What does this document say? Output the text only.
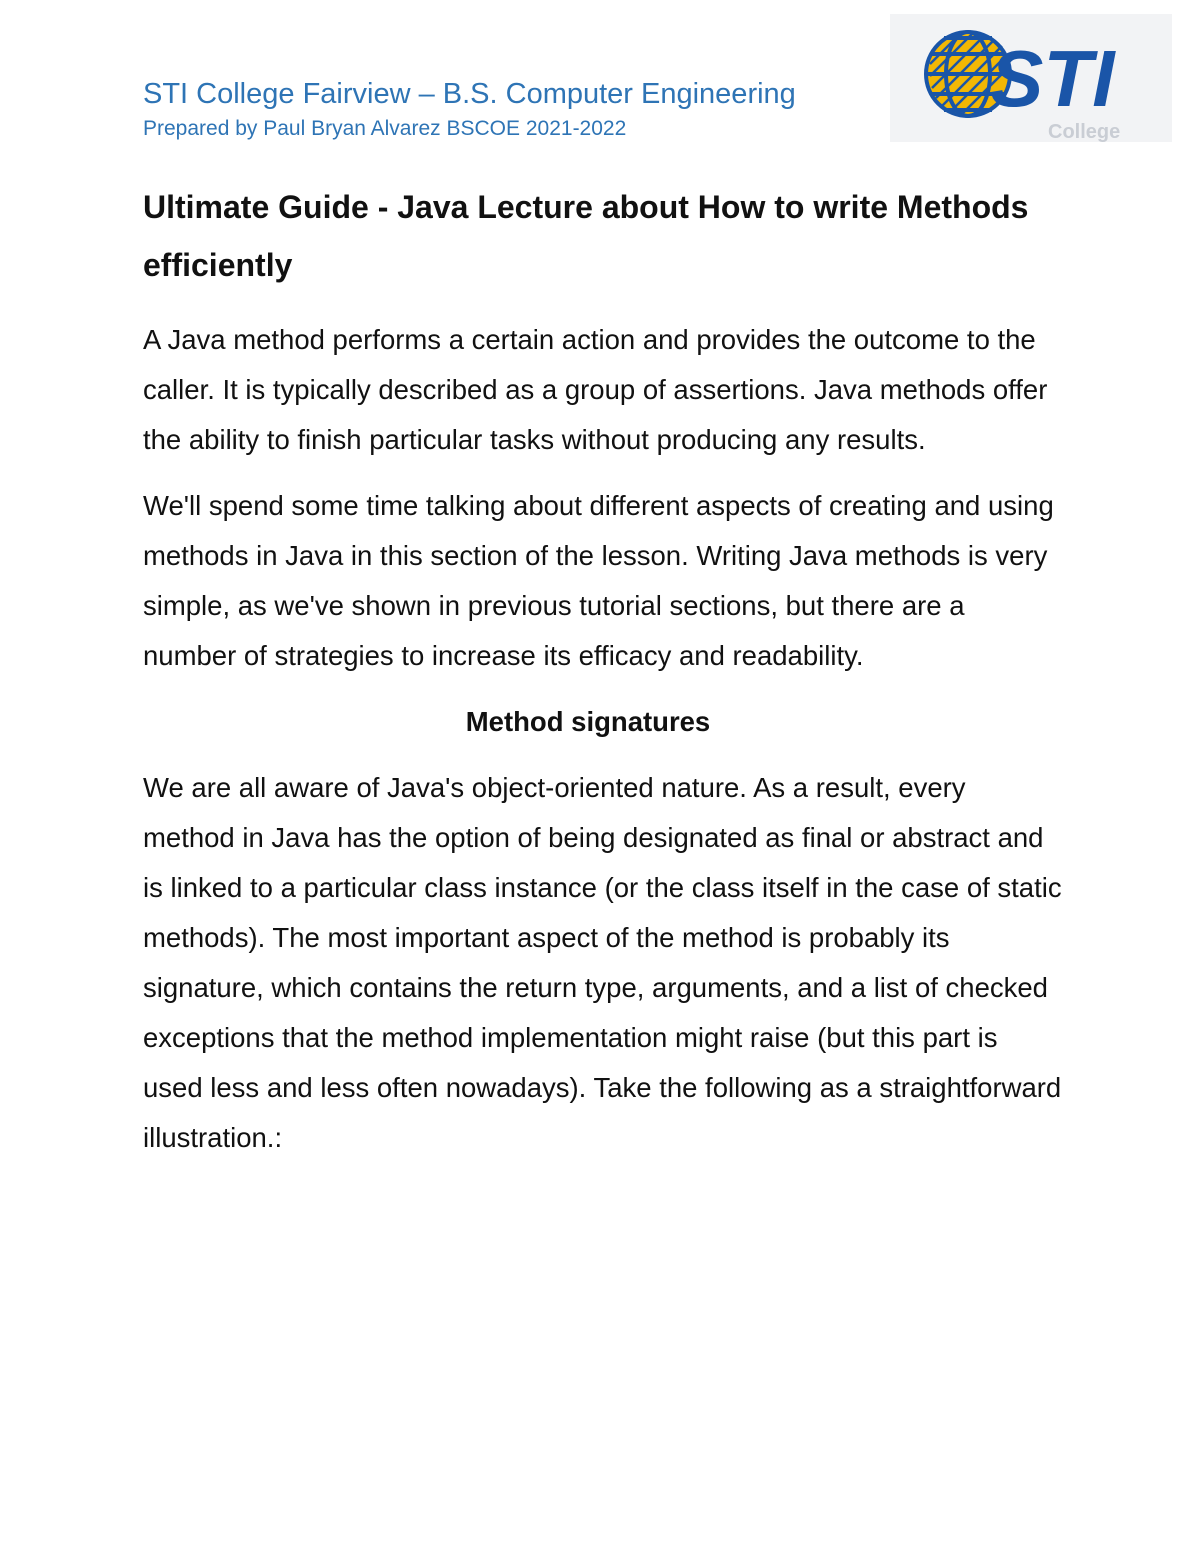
STI College Fairview – B.S. Computer Engineering
Prepared by Paul Bryan Alvarez BSCOE 2021-2022
STI
College
Ultimate Guide - Java Lecture about How to write Methods efficiently

A Java method performs a certain action and provides the outcome to the caller. It is typically described as a group of assertions. Java methods offer the ability to finish particular tasks without producing any results.

We'll spend some time talking about different aspects of creating and using methods in Java in this section of the lesson. Writing Java methods is very simple, as we've shown in previous tutorial sections, but there are a number of strategies to increase its efficacy and readability.

Method signatures

We are all aware of Java's object-oriented nature. As a result, every method in Java has the option of being designated as final or abstract and is linked to a particular class instance (or the class itself in the case of static methods). The most important aspect of the method is probably its signature, which contains the return type, arguments, and a list of checked exceptions that the method implementation might raise (but this part is used less and less often nowadays). Take the following as a straightforward illustration.:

************

Given task: Gather all lines from the records above in which "College" appears.

Completed exercise:
STI College Fairview – B.S. Computer Engineering
College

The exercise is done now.